Lettre à Alain
Projecteur
Lettre à Alain
La dernière parution de l’écrivain congolais est un essai sous forme épistolaire, Lettre à Jimmy. Cette lettre à James Baldwin est un prétexte pour l’auteur d’asséner ses vérités sur la Condition du Noir, sur l’Afrique contemporaine et l’immigration. On y découvre une pensée qui réchauffe les poncifs véhiculés par l’élite européenne sur l’Afrique et les Africains. Le romancier de talent en se faisant essayiste semble s’être totalement fourvoyé.
Alain Mabanckou est un auteur adorable. Un grand frère rêvé et un gendre idéal. Son parcours est une success story digne du rêve américain. C’est un enfant unique dans une Afrique où les fratries sont si nombreuses que l’on croit que les Africains se reproduisent par scissiparité. Il est élevé par une brave mère dans une Afrique où la femme est mutilée, battue et traitée en bête de somme. Il fera des études de droit pour faire plaisir à Maman Eh ! oui ! Des enfants sages, ça existe en Afrique aussi !). Et la carrière littéraire avec le Renaudot pour son roman «Mémoire de porc-épic». Et la carrière de prof de littérature à UCLA à Los Angeles. Et la grande villa qu’il habite à Los angeles, sa propriété, dont l’ex-proprio, un yankee WASP, est devenu SDF. Vous direz que c’est un conte de fée. Un scénario d’Hollywood. Et alors. «Entre la vérité et la légende, imprimez la légende», recommandait le vieux James Stewart à un journaliste dans le film de John Ford, «L’homme qui tua Liberty Valence».
Alain Mabanckou est devenu un grand nègre aux yeux rieurs et aux dents blanches et…longues. Il a compris que le talent ne suffit pas pour imposer un écrivain. Un livre est un produit qu’il faut vendre et l’écrivain est une marque qu’il faut promouvoir. Comme nous sommes dans la société de l’image prophétisée par MacLuhan, il faut être visible et audible. Donc il faut écumer les télés, hanter les radios et faire parfois l’animateur, écrire quelques papiers dans des journaux à gros tirage, adhérer aux associations d’écrivains et faire partie de jurys de prix littéraires. Devenir une pieuvre et étendre ses tentacules partout pour occuper «une position de pouvoir» comme le recommande son ami Frederic Beigbeder, ancien publicitaire devenu auteur à succès. Etre un écrivain people avec strass et paillettes.

*Données fournies*.

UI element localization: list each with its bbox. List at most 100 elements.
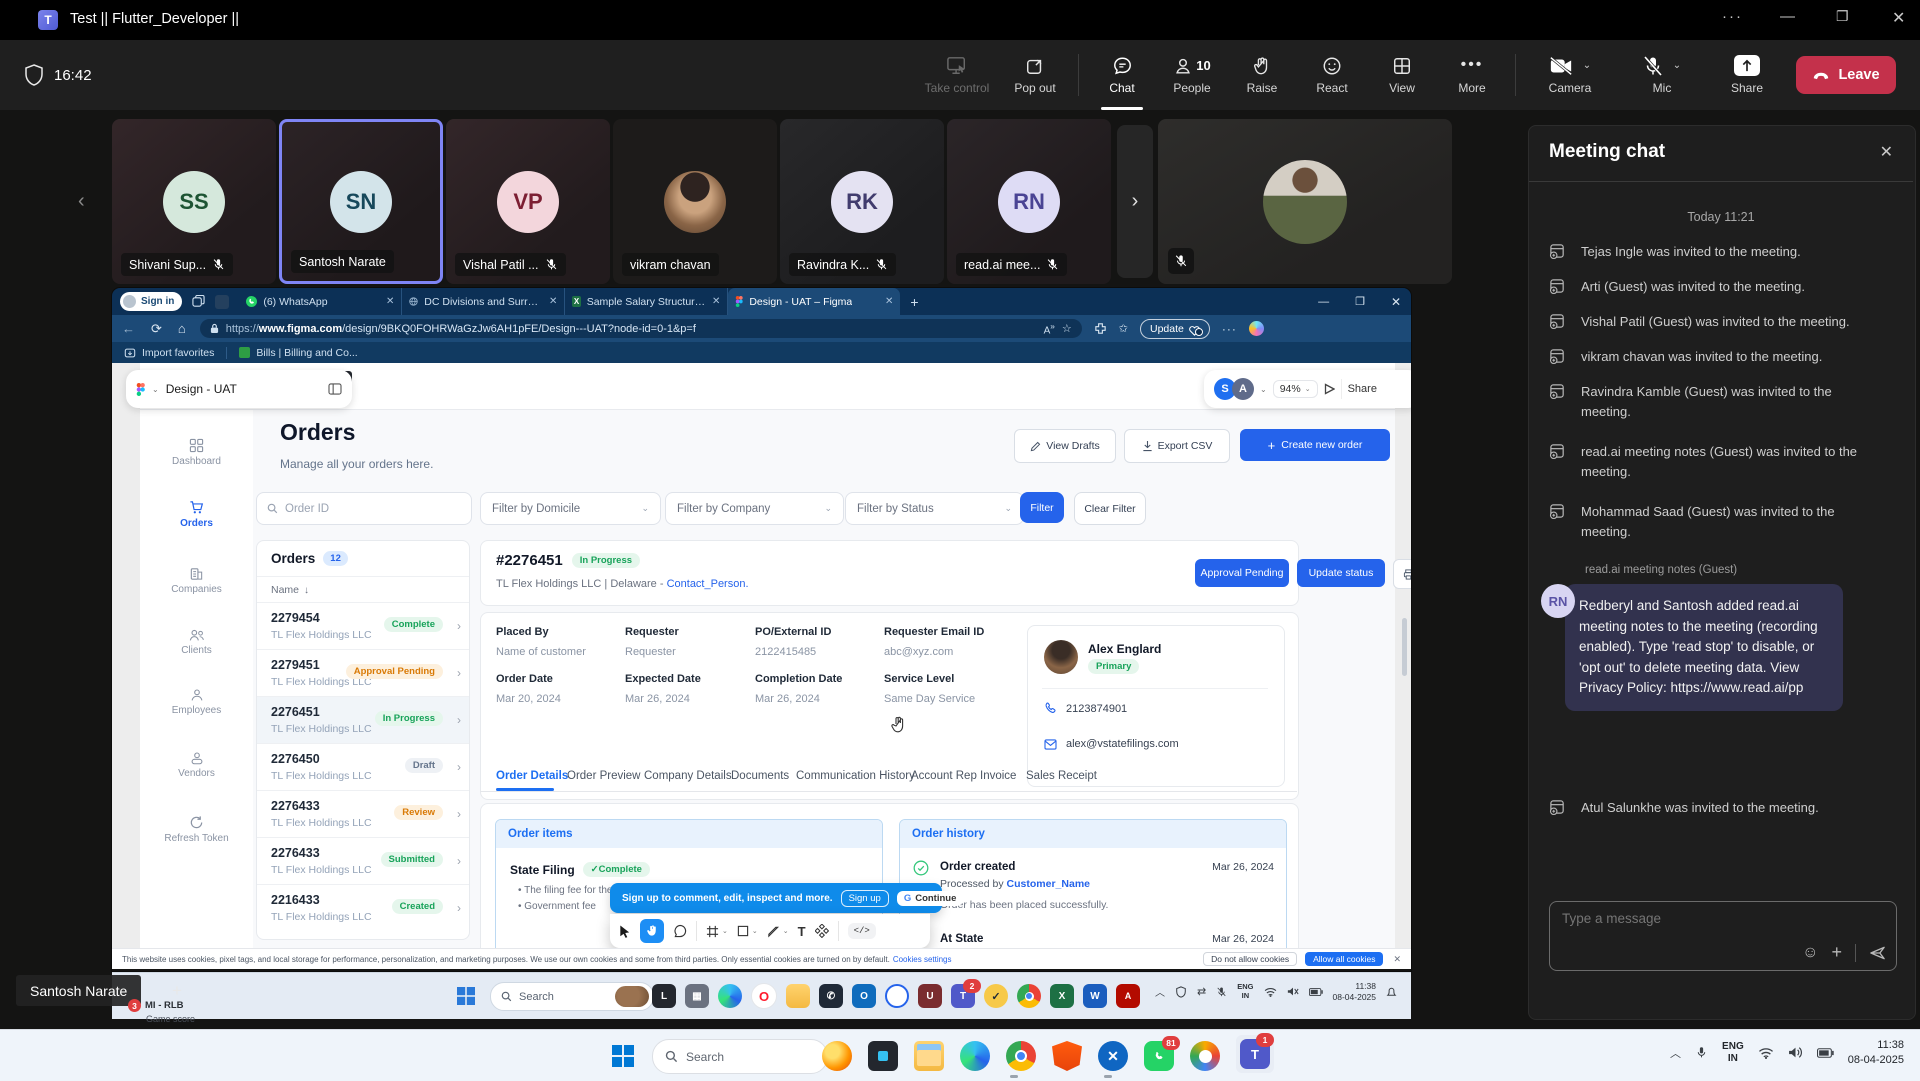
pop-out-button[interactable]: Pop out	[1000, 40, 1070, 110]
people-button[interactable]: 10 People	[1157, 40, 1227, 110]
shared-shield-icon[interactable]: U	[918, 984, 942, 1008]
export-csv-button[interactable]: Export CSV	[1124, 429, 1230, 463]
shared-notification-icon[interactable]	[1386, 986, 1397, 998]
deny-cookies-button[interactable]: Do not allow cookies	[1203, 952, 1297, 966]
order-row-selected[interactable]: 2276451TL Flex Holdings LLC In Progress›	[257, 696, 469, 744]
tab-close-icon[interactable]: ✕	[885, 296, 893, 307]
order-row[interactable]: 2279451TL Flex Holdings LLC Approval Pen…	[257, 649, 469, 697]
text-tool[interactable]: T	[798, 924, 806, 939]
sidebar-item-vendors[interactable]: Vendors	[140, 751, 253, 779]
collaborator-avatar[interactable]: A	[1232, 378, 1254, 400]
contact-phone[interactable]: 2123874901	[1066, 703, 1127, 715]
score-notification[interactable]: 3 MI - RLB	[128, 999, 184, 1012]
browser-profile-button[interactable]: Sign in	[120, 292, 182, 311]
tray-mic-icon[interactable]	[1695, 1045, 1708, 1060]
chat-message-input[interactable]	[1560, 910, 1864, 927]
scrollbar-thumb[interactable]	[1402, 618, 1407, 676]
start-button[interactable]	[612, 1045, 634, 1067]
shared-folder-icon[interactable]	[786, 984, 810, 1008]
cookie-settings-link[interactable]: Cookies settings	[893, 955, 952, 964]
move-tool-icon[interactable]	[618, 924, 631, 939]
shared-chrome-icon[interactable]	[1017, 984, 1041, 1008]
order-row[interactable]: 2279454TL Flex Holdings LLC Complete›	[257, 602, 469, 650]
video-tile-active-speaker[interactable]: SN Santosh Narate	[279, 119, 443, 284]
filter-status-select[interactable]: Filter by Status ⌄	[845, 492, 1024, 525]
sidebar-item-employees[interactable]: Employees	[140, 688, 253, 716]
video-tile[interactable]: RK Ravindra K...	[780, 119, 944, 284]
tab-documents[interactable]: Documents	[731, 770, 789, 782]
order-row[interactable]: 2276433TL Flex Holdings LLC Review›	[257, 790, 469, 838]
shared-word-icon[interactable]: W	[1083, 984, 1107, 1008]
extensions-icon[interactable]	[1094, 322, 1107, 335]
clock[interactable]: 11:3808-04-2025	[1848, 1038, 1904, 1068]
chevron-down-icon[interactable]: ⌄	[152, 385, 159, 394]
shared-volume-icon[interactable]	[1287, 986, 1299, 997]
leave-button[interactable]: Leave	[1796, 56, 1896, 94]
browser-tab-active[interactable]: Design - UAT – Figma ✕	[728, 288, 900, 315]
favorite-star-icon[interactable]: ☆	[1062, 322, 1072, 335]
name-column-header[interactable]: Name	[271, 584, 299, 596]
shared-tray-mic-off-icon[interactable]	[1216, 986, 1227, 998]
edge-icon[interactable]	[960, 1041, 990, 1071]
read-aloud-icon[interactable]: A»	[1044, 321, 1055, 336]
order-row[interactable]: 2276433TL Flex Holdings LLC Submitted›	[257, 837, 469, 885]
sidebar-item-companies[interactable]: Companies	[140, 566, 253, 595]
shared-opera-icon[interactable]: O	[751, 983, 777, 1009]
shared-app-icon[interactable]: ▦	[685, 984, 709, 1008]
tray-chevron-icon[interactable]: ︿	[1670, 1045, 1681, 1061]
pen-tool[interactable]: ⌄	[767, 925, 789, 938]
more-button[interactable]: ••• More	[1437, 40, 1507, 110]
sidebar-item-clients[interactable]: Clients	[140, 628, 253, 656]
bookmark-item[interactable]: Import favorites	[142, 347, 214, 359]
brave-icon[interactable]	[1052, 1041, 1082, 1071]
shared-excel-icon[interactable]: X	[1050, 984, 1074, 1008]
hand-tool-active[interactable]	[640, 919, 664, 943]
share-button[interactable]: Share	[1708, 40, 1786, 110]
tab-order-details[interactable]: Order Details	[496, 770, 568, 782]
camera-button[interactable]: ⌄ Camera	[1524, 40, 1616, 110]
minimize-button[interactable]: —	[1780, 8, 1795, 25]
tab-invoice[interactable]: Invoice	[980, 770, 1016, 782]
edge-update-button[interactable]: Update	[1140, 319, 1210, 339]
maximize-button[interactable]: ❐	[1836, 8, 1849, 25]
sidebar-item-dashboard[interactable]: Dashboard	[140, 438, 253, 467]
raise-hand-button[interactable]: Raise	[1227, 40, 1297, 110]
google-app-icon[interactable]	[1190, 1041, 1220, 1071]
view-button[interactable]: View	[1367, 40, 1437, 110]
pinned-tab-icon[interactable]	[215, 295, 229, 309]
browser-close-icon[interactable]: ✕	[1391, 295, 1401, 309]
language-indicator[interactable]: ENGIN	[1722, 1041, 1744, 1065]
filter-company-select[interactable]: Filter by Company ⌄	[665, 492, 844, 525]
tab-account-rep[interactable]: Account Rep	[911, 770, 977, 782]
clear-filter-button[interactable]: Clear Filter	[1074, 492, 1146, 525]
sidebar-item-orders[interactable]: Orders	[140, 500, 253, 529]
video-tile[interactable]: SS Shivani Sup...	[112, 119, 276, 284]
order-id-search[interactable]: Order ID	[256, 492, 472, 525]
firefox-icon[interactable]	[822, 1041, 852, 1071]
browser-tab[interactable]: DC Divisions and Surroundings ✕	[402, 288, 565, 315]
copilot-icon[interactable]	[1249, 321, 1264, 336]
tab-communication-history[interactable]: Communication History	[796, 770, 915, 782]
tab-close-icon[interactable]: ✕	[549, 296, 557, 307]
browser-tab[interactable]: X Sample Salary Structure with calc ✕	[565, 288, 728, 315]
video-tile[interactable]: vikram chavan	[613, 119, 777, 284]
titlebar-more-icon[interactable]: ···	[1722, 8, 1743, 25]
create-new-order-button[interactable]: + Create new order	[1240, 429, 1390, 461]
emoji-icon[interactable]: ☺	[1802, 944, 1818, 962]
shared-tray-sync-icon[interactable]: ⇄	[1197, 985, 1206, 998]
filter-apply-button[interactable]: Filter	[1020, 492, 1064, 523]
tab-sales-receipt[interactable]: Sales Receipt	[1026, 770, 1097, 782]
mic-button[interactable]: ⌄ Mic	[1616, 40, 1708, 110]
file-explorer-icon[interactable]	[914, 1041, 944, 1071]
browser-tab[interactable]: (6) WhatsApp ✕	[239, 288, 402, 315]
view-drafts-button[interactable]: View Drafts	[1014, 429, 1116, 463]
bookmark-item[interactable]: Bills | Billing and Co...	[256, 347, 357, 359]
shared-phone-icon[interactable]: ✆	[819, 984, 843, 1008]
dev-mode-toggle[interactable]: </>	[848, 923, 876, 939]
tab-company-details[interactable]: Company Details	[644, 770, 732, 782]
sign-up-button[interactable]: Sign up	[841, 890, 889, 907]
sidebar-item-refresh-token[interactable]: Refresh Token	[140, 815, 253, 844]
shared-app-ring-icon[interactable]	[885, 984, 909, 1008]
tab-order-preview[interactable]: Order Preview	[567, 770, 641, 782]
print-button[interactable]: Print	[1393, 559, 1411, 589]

*Exercices écrits*.
1. Relevez, s'il vous plaît, toutes les actions énumérées après les mots « Donc il faut » dans le document source.
2. Extrayez du document source le passage qui débute aux mots « Alain Mabanckou est devenu » et s'arrête après « strass et paillettes. ».

*Corrigés complets*.
1.
- écumer les télés
- hanter les radios
- faire parfois l'animateur
- écrire quelques papiers dans des journaux à gros tirage
- adhérer aux associations d'écrivains
- faire partie de jurys de prix littéraires

2.
Alain Mabanckou est devenu un grand nègre aux yeux rieurs et aux dents blanches et…longues. Il a compris que le talent ne suffit pas pour imposer un écrivain. Un livre est un produit qu’il faut vendre et l’écrivain est une marque qu’il faut promouvoir. Comme nous sommes dans la société de l’image prophétisée par MacLuhan, il faut être visible et audible. Donc il faut écumer les télés, hanter les radios et faire parfois l’animateur, écrire quelques papiers dans des journaux à gros tirage, adhérer aux associations d’écrivains et faire partie de jurys de prix littéraires. Devenir une pieuvre et étendre ses tentacules partout pour occuper «une position de pouvoir» comme le recommande son ami Frederic Beigbeder, ancien publicitaire devenu auteur à succès. Etre un écrivain people avec strass et paillettes.